— START —

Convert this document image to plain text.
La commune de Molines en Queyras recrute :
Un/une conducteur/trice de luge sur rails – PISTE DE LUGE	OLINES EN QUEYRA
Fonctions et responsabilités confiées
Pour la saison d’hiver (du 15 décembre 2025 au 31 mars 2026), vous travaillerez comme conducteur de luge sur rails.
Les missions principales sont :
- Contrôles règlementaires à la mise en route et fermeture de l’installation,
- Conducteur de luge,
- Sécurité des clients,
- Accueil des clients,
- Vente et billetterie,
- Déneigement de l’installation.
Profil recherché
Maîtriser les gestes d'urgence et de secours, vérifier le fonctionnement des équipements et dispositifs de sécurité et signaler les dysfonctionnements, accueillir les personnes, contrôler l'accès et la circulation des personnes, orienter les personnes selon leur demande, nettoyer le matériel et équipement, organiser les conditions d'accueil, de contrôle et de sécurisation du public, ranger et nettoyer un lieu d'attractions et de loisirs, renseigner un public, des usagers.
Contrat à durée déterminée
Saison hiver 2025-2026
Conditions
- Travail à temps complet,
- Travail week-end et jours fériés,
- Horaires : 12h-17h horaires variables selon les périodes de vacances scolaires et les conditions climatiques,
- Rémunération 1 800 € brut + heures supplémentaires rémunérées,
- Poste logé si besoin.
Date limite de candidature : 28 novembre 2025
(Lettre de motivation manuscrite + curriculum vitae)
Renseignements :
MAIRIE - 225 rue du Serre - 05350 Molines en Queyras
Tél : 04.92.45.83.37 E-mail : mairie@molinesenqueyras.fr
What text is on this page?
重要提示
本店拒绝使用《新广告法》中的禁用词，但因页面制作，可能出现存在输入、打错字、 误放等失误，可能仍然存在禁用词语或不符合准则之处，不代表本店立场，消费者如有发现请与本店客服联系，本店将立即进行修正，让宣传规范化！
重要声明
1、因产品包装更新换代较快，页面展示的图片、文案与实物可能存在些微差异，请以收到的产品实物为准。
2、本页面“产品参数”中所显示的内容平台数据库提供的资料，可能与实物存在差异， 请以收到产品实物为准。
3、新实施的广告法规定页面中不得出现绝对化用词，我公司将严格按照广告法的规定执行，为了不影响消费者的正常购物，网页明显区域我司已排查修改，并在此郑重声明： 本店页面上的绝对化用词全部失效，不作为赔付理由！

— END —

• **To do**:
Transcribe exactly the line containing "What text is on this page?" and all remaining lines of the material, ending with the last one.

• **Full answer**:
What text is on this page?
重要提示
本店拒绝使用《新广告法》中的禁用词，但因页面制作，可能出现存在输入、打错字、 误放等失误，可能仍然存在禁用词语或不符合准则之处，不代表本店立场，消费者如有发现请与本店客服联系，本店将立即进行修正，让宣传规范化！
重要声明
1、因产品包装更新换代较快，页面展示的图片、文案与实物可能存在些微差异，请以收到的产品实物为准。
2、本页面“产品参数”中所显示的内容平台数据库提供的资料，可能与实物存在差异， 请以收到产品实物为准。
3、新实施的广告法规定页面中不得出现绝对化用词，我公司将严格按照广告法的规定执行，为了不影响消费者的正常购物，网页明显区域我司已排查修改，并在此郑重声明： 本店页面上的绝对化用词全部失效，不作为赔付理由！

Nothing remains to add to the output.